───── Records shown ─────

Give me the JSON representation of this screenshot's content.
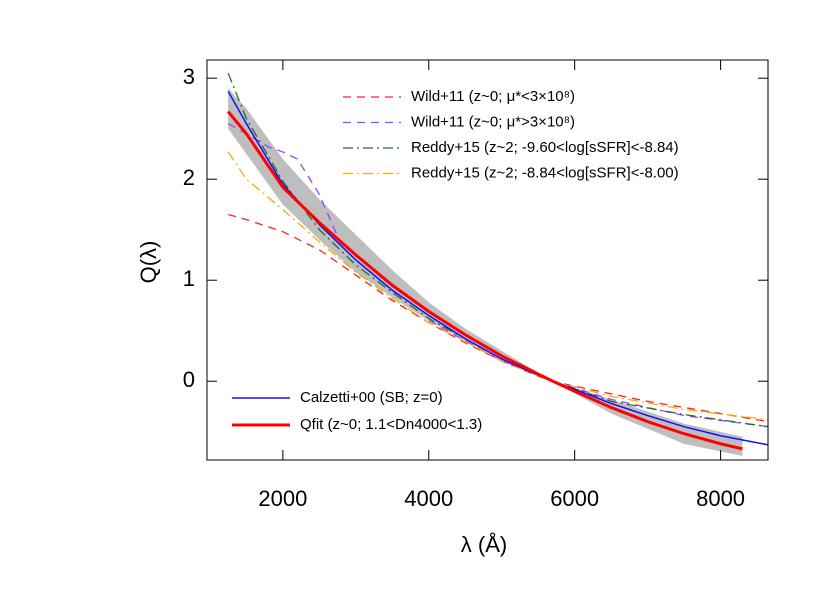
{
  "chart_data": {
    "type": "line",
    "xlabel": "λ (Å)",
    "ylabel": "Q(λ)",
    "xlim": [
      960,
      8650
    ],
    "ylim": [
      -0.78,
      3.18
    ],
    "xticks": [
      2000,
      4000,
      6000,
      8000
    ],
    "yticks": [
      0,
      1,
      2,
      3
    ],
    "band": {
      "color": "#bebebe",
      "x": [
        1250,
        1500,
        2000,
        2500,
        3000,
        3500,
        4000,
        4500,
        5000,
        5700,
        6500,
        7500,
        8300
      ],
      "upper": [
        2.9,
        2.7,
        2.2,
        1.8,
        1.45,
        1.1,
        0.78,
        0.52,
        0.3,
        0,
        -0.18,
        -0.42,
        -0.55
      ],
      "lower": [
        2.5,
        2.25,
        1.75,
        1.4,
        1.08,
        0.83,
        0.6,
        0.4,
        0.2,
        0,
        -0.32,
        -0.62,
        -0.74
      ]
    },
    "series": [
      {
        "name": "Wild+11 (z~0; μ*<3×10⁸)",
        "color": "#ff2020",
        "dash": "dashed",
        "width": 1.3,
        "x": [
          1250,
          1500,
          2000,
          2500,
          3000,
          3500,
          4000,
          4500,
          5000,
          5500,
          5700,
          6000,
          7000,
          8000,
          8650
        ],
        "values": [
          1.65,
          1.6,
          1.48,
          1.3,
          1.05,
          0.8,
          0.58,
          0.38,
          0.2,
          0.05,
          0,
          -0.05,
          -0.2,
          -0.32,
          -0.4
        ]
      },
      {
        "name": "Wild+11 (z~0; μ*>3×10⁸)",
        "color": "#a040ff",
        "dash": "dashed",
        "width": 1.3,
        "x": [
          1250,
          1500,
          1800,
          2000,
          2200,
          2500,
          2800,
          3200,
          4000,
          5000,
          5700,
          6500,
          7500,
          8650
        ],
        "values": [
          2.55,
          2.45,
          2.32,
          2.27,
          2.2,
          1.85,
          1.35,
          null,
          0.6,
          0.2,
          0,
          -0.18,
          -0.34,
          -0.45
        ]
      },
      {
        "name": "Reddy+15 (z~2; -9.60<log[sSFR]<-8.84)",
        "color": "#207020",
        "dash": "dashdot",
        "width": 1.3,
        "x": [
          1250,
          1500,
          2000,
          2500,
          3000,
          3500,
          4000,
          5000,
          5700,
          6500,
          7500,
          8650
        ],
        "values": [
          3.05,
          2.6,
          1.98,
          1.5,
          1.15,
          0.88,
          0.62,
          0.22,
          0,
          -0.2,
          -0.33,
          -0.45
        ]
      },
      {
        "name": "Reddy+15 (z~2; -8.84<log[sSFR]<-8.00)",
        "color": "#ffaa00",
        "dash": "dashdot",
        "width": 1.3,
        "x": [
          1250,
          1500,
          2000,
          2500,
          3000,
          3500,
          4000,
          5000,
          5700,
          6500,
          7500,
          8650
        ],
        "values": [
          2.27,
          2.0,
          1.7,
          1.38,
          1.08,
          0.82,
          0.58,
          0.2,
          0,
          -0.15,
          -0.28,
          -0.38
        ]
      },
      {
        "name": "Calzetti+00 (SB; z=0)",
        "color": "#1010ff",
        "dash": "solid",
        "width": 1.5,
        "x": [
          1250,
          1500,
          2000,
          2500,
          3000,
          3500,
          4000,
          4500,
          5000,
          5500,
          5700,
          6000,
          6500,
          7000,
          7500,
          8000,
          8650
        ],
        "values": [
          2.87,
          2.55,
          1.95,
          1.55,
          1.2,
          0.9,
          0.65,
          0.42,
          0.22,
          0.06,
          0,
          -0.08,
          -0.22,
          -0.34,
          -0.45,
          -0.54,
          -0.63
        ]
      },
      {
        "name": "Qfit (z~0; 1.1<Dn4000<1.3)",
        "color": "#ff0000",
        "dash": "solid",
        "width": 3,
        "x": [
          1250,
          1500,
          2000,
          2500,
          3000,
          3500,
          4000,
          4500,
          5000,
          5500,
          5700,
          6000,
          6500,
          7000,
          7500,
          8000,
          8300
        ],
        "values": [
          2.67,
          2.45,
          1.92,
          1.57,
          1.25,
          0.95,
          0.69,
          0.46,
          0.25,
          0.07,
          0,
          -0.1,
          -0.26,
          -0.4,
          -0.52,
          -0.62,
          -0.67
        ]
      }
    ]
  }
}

─────

Required work
Each line holding "sSFR" must be found and copied.

Result for this task
        "name": "Reddy+15 (z~2; -9.60<log[sSFR]<-8.84)",
        "name": "Reddy+15 (z~2; -8.84<log[sSFR]<-8.00)",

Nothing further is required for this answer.